TAREFAS DO EXERCÍCIO
[1] Segundo o texto de leitura, que órgão decidiu a readmissão da Guiné-Conacri na União Africana?
[2] Indique se cada afirmação concorda com o texto de leitura, justificando com as palavras exatas do texto: (a) A Guiné-Conacri foi suspensa da União Africana em 2021. (b) A sociedade civil em Conacri considerou as eleições bem-sucedidas. (c) Doumbouya chefiou o Governo de transição durante menos de dois anos.

TEXTO DE LEITURA
-------------------------

A União Africana reintegrou a República da Guiné-Conacri, após ter sido suspenso em 2021, na sequência de um golpe de Estado que derrubou o Presidente Alpha Condé.
A readmissão da Guiné Conacri foi decidida pelo Conselho de Paz e Segurança da UA, que analisou em Adis Abeba, Etiópia, a situação política na República da Guiné.
Para chegar à decisão, a organização continental analisou as últimas eleições presidenciais de Dezembro passado, tendo classificado o processo como “bem-sucedido” após a implementação do roteiro de transição política no país.
O Conselho de Paz e Segurança do bloco africano saudou em comunicado a eleição presidencial ganha pelo general Mamadi Doumbouya no final de Dezembro, e anunciou que “decidiu retirar a suspensão da participação da República da Guiné nas actividades da UA”.
Doumbouya tomou posse no último fim-de-semana como Presidente da Guiné-Conacri, terminando as suas funções de chefe do Governo de transição após mais de quatro anos.
Entretanto, a sociedade civil em Conacri disse que as eleições foram uma farsa. Na mesma linha, os candidatos da oposição afirmaram que a votação foi repleta de irregularidades.
Disputas entre os guineenses, o facto é que Conacri está de volta à União Africana.

-------------------------

EXCERTOS DE DADOS
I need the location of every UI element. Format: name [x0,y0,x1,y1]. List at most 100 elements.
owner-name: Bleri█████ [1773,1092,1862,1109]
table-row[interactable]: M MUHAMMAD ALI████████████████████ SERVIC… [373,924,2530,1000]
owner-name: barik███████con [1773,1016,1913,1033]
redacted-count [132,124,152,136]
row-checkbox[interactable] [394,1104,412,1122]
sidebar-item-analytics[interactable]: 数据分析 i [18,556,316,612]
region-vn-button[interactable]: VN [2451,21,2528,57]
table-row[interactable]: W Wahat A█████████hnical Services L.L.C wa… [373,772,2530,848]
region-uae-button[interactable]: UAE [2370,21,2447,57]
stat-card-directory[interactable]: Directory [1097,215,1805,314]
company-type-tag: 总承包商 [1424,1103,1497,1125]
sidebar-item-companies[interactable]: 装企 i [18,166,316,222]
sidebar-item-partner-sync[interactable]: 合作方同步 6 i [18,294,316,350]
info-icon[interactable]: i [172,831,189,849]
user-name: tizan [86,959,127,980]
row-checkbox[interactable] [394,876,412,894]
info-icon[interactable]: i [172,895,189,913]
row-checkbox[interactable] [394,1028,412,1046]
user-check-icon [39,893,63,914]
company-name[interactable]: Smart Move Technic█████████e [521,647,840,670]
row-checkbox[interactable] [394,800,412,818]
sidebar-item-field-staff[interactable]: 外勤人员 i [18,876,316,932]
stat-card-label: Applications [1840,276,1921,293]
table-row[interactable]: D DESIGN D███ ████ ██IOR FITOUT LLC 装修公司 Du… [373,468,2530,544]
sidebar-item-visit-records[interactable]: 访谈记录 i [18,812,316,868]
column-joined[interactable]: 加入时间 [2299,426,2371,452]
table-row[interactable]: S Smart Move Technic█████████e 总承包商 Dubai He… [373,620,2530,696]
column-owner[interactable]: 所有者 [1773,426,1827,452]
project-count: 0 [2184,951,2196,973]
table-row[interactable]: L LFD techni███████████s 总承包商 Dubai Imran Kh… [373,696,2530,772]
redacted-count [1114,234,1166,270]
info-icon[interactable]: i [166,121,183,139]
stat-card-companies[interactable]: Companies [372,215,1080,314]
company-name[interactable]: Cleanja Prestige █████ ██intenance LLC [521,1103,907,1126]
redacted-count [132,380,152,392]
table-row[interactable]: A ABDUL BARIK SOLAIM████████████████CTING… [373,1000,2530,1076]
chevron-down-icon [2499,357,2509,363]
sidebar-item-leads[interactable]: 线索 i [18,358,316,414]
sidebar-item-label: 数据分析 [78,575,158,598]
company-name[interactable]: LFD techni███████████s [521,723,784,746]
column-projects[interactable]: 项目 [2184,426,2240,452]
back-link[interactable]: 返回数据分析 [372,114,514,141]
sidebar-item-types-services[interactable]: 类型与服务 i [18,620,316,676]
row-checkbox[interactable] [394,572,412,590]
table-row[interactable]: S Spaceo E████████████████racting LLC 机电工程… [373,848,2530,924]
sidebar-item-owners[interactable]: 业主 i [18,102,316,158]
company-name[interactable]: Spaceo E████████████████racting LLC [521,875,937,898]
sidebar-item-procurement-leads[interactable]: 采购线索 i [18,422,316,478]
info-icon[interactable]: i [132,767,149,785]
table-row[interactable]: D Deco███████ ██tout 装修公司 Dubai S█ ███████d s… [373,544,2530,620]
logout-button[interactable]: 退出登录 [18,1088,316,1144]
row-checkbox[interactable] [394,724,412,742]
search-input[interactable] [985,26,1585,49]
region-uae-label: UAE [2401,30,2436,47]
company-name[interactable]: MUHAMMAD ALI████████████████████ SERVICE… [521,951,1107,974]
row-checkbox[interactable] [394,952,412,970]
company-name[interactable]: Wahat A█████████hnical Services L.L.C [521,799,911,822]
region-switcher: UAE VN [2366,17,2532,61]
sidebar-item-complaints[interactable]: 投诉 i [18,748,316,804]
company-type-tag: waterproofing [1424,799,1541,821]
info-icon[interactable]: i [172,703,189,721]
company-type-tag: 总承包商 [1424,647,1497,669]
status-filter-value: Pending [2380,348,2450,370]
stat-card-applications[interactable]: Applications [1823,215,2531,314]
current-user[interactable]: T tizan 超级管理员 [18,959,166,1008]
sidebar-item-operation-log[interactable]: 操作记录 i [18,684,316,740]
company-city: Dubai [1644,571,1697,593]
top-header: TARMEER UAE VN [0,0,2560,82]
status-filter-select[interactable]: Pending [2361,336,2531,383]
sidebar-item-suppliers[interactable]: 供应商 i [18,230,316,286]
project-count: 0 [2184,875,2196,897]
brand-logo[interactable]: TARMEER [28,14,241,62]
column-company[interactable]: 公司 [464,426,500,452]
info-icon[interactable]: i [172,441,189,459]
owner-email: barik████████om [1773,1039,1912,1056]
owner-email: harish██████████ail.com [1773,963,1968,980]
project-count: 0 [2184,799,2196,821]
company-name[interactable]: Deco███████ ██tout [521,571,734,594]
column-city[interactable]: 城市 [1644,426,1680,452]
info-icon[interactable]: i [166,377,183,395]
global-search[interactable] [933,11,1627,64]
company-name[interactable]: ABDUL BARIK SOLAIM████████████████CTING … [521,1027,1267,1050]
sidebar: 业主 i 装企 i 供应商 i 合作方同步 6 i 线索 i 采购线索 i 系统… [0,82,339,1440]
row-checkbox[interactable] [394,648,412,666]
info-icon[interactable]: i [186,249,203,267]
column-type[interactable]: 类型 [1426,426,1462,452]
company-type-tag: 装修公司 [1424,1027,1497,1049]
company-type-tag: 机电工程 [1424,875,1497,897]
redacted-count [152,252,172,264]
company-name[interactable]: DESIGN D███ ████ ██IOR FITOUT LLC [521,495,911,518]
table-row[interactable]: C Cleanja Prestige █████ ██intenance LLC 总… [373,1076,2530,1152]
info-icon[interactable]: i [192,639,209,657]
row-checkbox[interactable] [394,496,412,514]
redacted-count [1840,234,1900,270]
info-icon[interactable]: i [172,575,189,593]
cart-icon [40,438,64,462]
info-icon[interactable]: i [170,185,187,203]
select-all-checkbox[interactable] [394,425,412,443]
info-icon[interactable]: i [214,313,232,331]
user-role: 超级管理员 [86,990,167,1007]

-------------------------

SOLUÇÕES DAS TAREFAS
[1] O Conselho de Paz e Segurança da UA.

[2]
(a) Sim: "após ter sido suspenso em 2021".
(b) Não: "a sociedade civil em Conacri disse que as eleições foram uma farsa".
(c) Não: "terminando as suas funções de chefe do Governo de transição após mais de quatro anos".